[Rows from a dataset]
>>

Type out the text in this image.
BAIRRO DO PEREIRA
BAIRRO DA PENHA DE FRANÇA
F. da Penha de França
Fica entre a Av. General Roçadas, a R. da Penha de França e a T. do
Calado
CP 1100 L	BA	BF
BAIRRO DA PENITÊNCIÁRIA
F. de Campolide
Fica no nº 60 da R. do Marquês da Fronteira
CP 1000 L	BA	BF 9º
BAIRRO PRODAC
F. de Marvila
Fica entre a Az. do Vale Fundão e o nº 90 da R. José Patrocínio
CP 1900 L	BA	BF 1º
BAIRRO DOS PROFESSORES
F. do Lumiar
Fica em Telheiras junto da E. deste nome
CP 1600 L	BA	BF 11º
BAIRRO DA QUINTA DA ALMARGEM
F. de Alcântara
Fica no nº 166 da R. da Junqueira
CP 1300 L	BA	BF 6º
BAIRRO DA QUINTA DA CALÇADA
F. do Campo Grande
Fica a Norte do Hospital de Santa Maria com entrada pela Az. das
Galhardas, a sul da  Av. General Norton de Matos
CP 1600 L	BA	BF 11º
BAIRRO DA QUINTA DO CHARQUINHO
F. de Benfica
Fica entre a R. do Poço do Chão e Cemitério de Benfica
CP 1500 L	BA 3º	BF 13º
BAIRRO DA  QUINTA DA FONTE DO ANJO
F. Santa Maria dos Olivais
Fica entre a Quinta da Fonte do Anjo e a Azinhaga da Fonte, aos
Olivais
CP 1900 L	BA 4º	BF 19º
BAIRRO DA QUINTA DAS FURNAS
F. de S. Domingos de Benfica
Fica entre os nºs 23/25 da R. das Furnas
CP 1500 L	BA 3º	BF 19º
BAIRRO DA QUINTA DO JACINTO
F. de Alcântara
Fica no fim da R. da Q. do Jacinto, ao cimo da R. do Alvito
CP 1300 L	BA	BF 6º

<<
>>

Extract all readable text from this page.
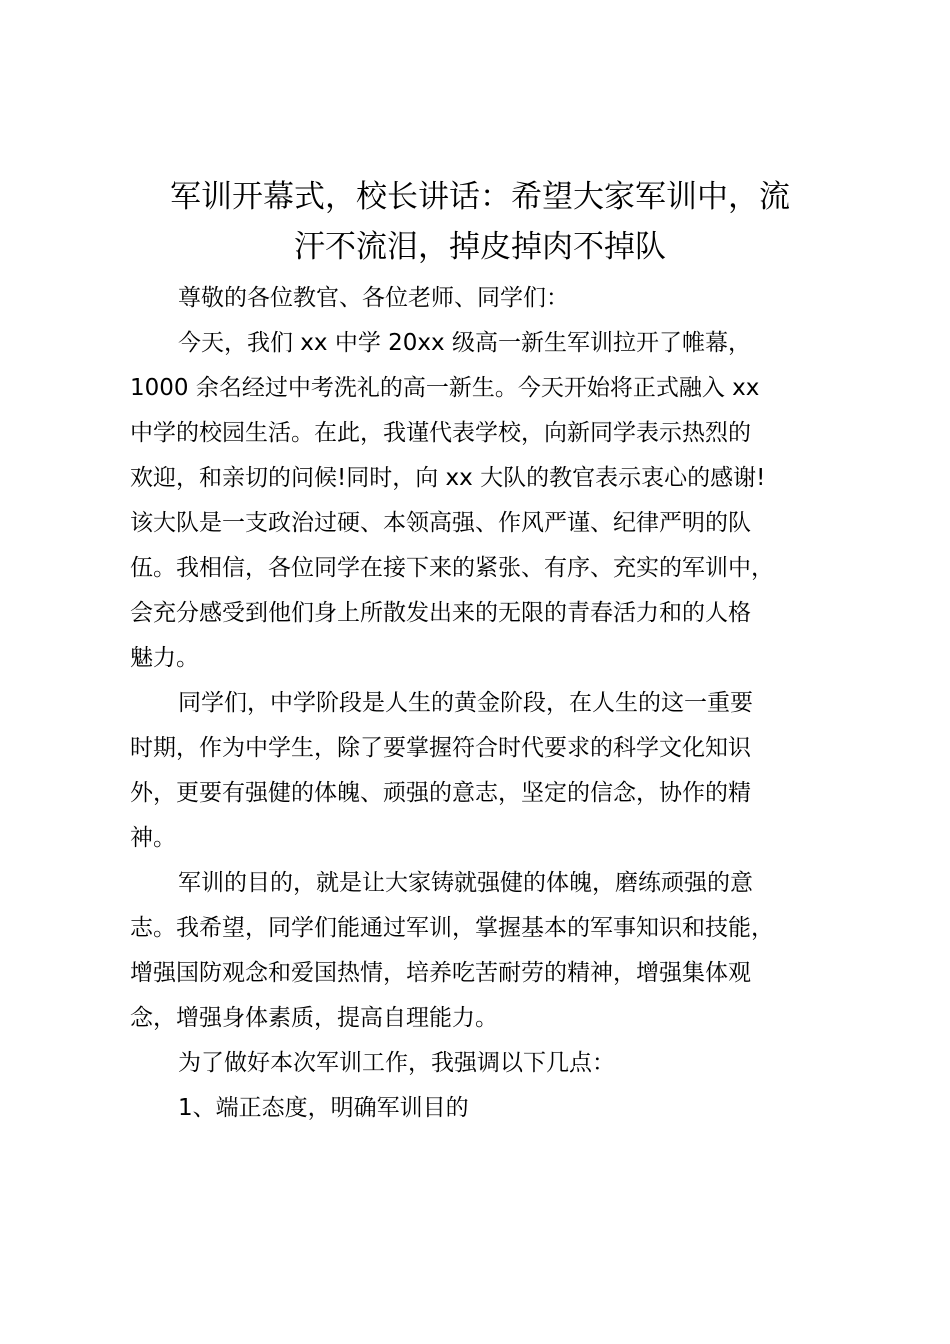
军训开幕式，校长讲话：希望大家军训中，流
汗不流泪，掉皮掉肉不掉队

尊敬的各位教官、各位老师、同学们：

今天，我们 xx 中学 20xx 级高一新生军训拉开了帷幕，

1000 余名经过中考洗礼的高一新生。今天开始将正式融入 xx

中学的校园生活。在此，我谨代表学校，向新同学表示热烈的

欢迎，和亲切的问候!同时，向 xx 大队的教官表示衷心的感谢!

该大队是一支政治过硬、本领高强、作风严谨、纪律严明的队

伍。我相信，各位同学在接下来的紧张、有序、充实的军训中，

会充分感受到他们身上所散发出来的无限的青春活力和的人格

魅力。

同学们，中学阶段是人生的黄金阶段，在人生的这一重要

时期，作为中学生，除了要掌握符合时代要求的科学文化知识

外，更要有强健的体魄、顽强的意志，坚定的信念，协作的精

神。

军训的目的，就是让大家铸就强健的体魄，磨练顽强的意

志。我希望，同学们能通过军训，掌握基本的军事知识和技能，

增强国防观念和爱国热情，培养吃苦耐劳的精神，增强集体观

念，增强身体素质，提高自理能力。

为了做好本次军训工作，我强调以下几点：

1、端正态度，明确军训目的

<<
>>

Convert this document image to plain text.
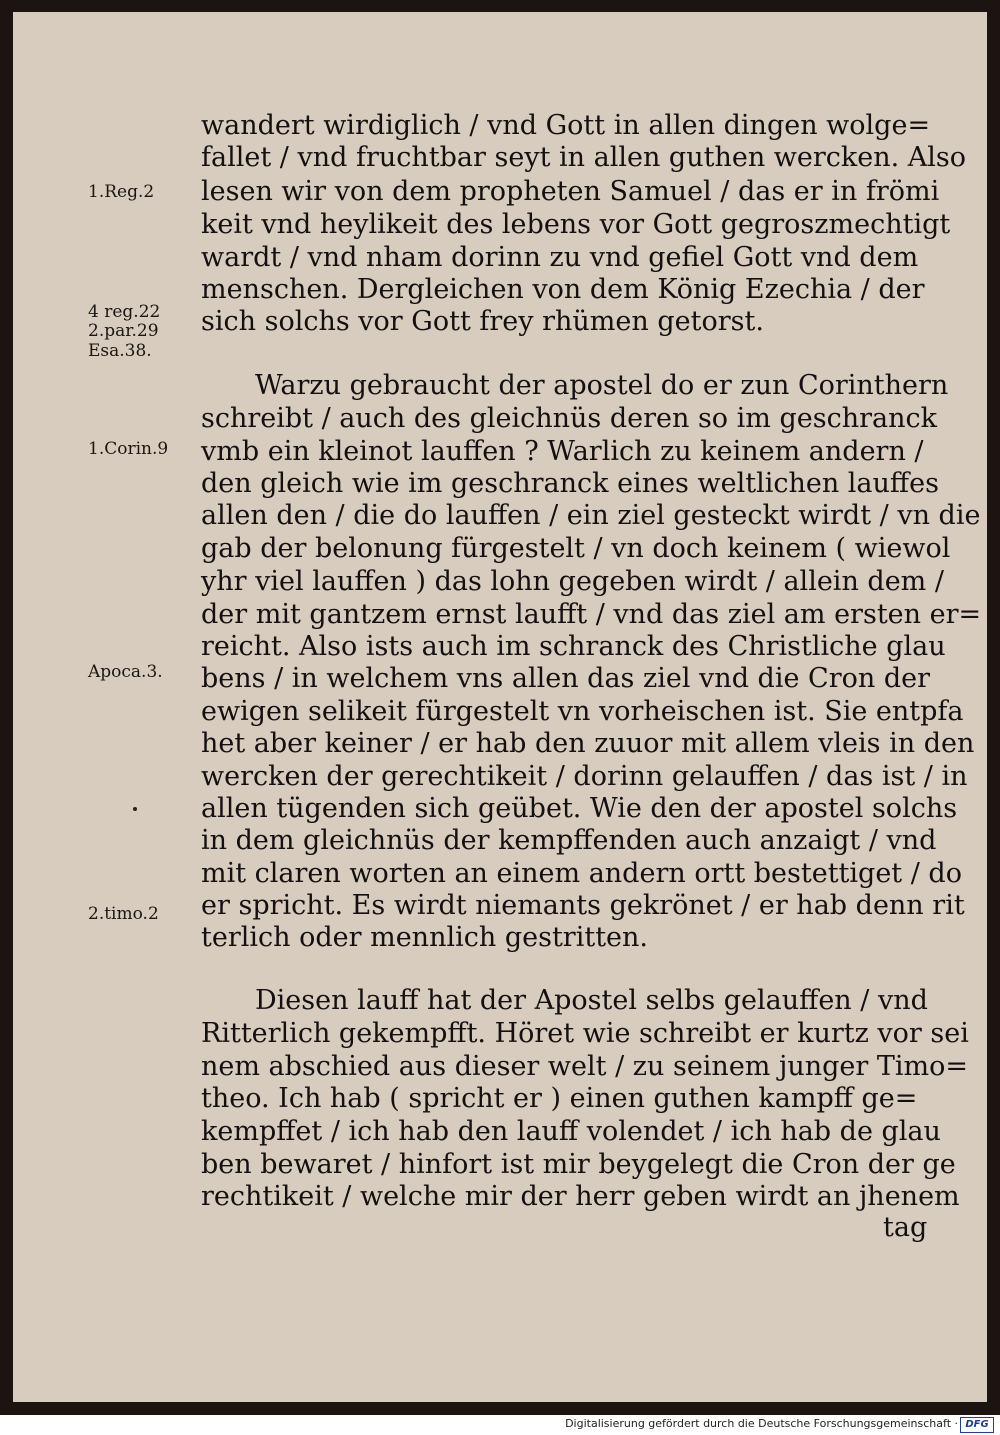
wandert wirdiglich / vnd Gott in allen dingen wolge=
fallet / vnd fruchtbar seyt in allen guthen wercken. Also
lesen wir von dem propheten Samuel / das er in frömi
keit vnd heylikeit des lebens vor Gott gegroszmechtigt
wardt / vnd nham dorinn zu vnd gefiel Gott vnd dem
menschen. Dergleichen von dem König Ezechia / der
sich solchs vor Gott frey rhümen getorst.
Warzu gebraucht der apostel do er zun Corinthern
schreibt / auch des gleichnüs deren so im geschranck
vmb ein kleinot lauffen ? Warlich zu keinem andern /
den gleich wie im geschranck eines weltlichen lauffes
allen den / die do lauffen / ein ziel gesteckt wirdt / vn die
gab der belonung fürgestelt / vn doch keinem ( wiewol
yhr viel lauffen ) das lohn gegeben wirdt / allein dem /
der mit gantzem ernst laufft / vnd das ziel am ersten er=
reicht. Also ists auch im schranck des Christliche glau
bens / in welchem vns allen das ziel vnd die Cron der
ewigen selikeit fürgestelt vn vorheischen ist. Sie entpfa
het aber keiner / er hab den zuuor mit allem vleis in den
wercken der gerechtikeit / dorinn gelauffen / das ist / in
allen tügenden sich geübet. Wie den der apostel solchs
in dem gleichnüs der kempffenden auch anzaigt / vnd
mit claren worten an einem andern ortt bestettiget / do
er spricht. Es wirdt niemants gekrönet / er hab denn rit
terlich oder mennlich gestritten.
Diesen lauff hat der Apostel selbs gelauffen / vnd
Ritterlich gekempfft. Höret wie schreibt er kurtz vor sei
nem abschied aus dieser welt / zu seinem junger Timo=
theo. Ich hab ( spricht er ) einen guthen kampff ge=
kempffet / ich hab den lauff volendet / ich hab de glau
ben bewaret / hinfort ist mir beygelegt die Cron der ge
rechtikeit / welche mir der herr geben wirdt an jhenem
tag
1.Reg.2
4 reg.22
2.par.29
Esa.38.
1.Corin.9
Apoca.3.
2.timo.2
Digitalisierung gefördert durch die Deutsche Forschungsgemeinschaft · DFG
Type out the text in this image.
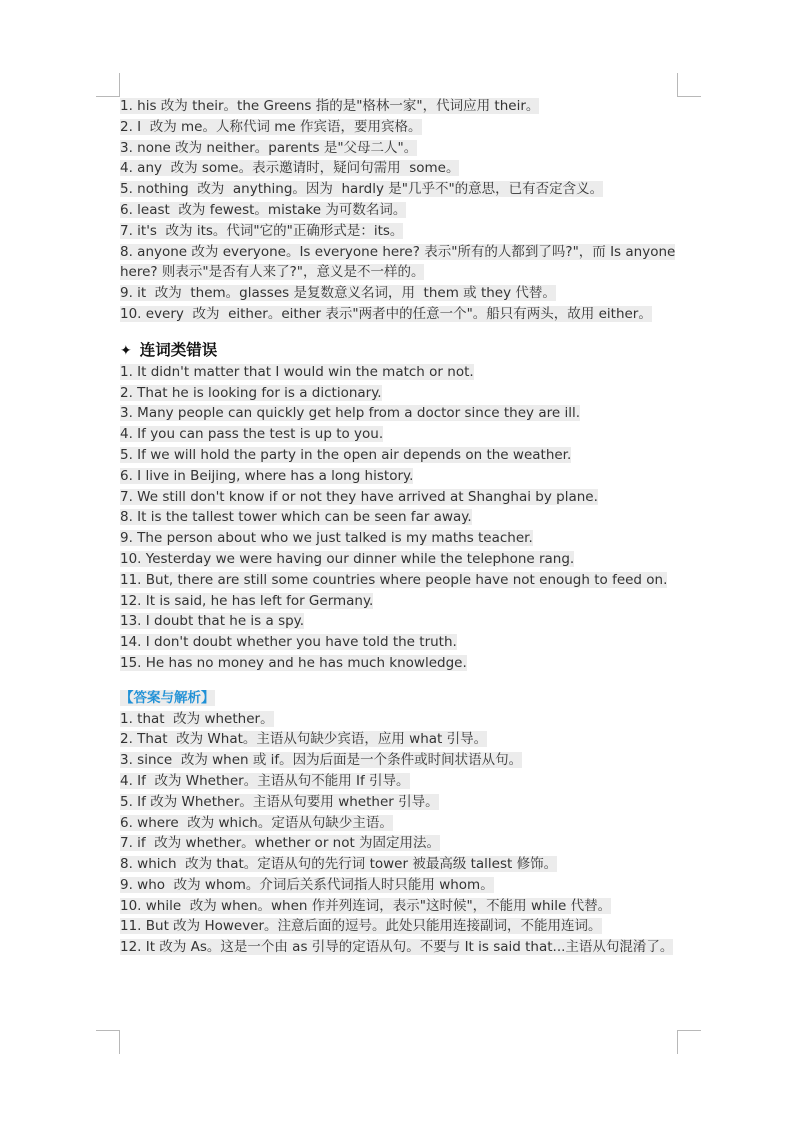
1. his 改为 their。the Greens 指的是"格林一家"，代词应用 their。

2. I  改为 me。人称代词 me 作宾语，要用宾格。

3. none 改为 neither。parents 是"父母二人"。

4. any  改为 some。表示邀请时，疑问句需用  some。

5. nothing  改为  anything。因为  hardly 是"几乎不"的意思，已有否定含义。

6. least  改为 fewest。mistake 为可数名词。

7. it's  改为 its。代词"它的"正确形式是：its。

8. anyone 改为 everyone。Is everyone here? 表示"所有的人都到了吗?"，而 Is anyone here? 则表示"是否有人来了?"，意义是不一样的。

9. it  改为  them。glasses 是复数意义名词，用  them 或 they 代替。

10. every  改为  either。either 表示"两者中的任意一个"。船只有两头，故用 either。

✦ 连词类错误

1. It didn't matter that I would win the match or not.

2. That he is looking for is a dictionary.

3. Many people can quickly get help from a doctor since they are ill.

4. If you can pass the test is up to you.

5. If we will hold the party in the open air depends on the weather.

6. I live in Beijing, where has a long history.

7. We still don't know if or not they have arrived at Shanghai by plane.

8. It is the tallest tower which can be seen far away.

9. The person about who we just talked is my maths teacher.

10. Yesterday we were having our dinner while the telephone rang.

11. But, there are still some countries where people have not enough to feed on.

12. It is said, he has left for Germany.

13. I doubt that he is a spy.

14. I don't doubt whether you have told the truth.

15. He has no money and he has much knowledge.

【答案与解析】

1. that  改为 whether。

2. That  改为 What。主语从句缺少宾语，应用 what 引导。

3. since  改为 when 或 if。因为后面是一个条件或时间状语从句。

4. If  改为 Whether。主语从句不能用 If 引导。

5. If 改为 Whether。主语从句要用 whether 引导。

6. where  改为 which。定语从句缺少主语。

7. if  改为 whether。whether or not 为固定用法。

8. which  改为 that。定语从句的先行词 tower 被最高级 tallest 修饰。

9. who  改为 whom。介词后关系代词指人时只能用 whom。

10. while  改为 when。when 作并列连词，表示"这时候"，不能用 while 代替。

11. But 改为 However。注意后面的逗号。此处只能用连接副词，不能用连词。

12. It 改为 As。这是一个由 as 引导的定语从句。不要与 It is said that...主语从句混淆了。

<<

■ Problem description: Find every line that includes the string "spricht". Report how many there are and nothing else.

■ Exercise solution: 2